----- Record extracts
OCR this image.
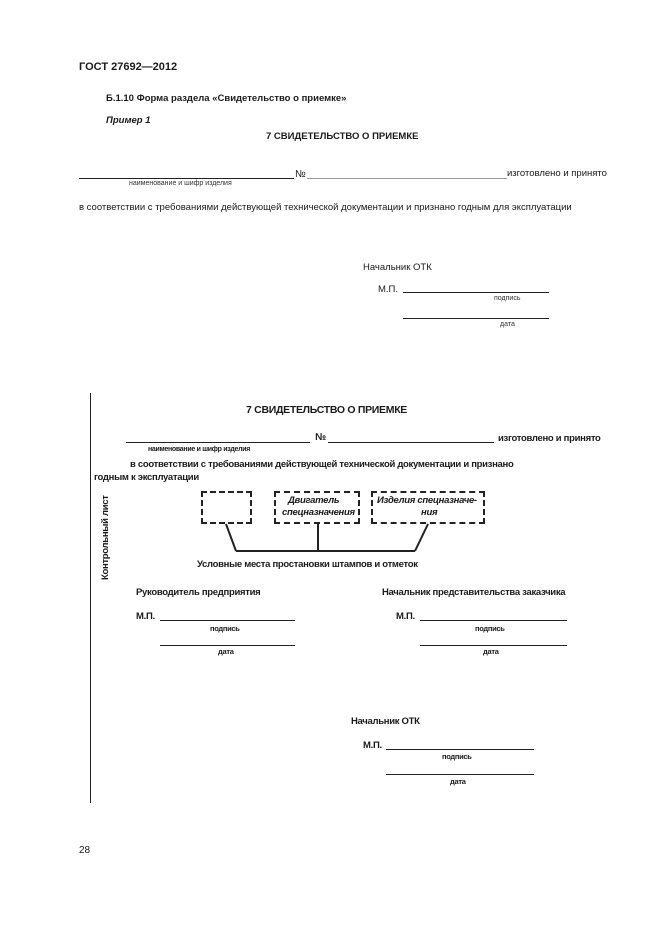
ГОСТ 27692—2012
Б.1.10 Форма раздела «Свидетельство о приемке»
Пример 1
7 СВИДЕТЕЛЬСТВО О ПРИЕМКЕ
№	изготовлено и принято
наименование и шифр изделия
в соответствии с требованиями действующей технической документации и признано годным для эксплуатации
Начальник ОТК
М.П.
подпись
дата
Контрольный лист
7 СВИДЕТЕЛЬСТВО О ПРИЕМКЕ
№	изготовлено и принято
наименование и шифр изделия
в соответствии с требованиями действующей технической документации и признано
годным к эксплуатации
Двигатель
спецназначения
Изделия спецназначе-
ния
Условные места простановки штампов и отметок
Руководитель предприятия	Начальник представительства заказчика
М.П.
подпись
дата
М.П.
подпись
дата
Начальник ОТК
М.П.
подпись
дата
28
----------
Read the lines above. Gather those in which the string "соответствии" is found.

в соответствии с требованиями действующей технической документации и признано годным для эксплуатации
в соответствии с требованиями действующей технической документации и признано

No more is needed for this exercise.